■ Data in this exercise:
[Begin]

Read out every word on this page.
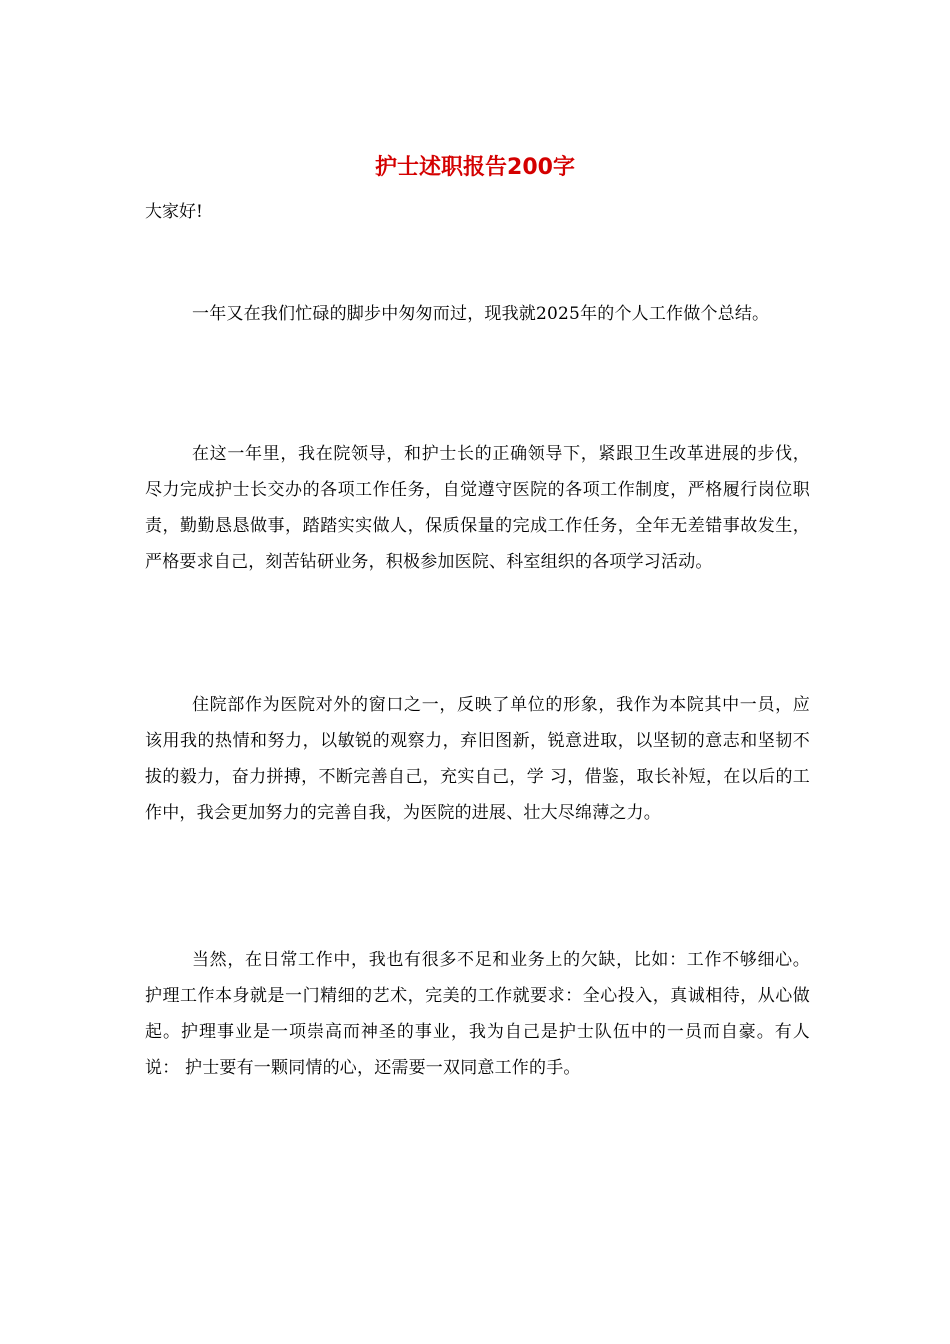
护士述职报告200字

大家好!

一年又在我们忙碌的脚步中匆匆而过，现我就2025年的个人工作做个总结。

在这一年里，我在院领导，和护士长的正确领导下，紧跟卫生改革进展的步伐，尽力完成护士长交办的各项工作任务，自觉遵守医院的各项工作制度，严格履行岗位职责，勤勤恳恳做事，踏踏实实做人，保质保量的完成工作任务，全年无差错事故发生，严格要求自己，刻苦钻研业务，积极参加医院、科室组织的各项学习活动。

住院部作为医院对外的窗口之一，反映了单位的形象，我作为本院其中一员，应该用我的热情和努力，以敏锐的观察力，弃旧图新，锐意进取，以坚韧的意志和坚韧不拔的毅力，奋力拼搏，不断完善自己，充实自己，学 习，借鉴，取长补短，在以后的工作中，我会更加努力的完善自我，为医院的进展、壮大尽绵薄之力。

当然，在日常工作中，我也有很多不足和业务上的欠缺，比如：工作不够细心。护理工作本身就是一门精细的艺术，完美的工作就要求：全心投入，真诚相待，从心做起。护理事业是一项崇高而神圣的事业，我为自己是护士队伍中的一员而自豪。有人说： 护士要有一颗同情的心，还需要一双同意工作的手。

[End]

Leave out every picture and copy the rest of the records exactly.

Read out every word on this page.
护士述职报告200字

大家好!

一年又在我们忙碌的脚步中匆匆而过，现我就2025年的个人工作做个总结。

在这一年里，我在院领导，和护士长的正确领导下，紧跟卫生改革进展的步伐，尽力完成护士长交办的各项工作任务，自觉遵守医院的各项工作制度，严格履行岗位职责，勤勤恳恳做事，踏踏实实做人，保质保量的完成工作任务，全年无差错事故发生，严格要求自己，刻苦钻研业务，积极参加医院、科室组织的各项学习活动。

住院部作为医院对外的窗口之一，反映了单位的形象，我作为本院其中一员，应该用我的热情和努力，以敏锐的观察力，弃旧图新，锐意进取，以坚韧的意志和坚韧不拔的毅力，奋力拼搏，不断完善自己，充实自己，学 习，借鉴，取长补短，在以后的工作中，我会更加努力的完善自我，为医院的进展、壮大尽绵薄之力。

当然，在日常工作中，我也有很多不足和业务上的欠缺，比如：工作不够细心。护理工作本身就是一门精细的艺术，完美的工作就要求：全心投入，真诚相待，从心做起。护理事业是一项崇高而神圣的事业，我为自己是护士队伍中的一员而自豪。有人说： 护士要有一颗同情的心，还需要一双同意工作的手。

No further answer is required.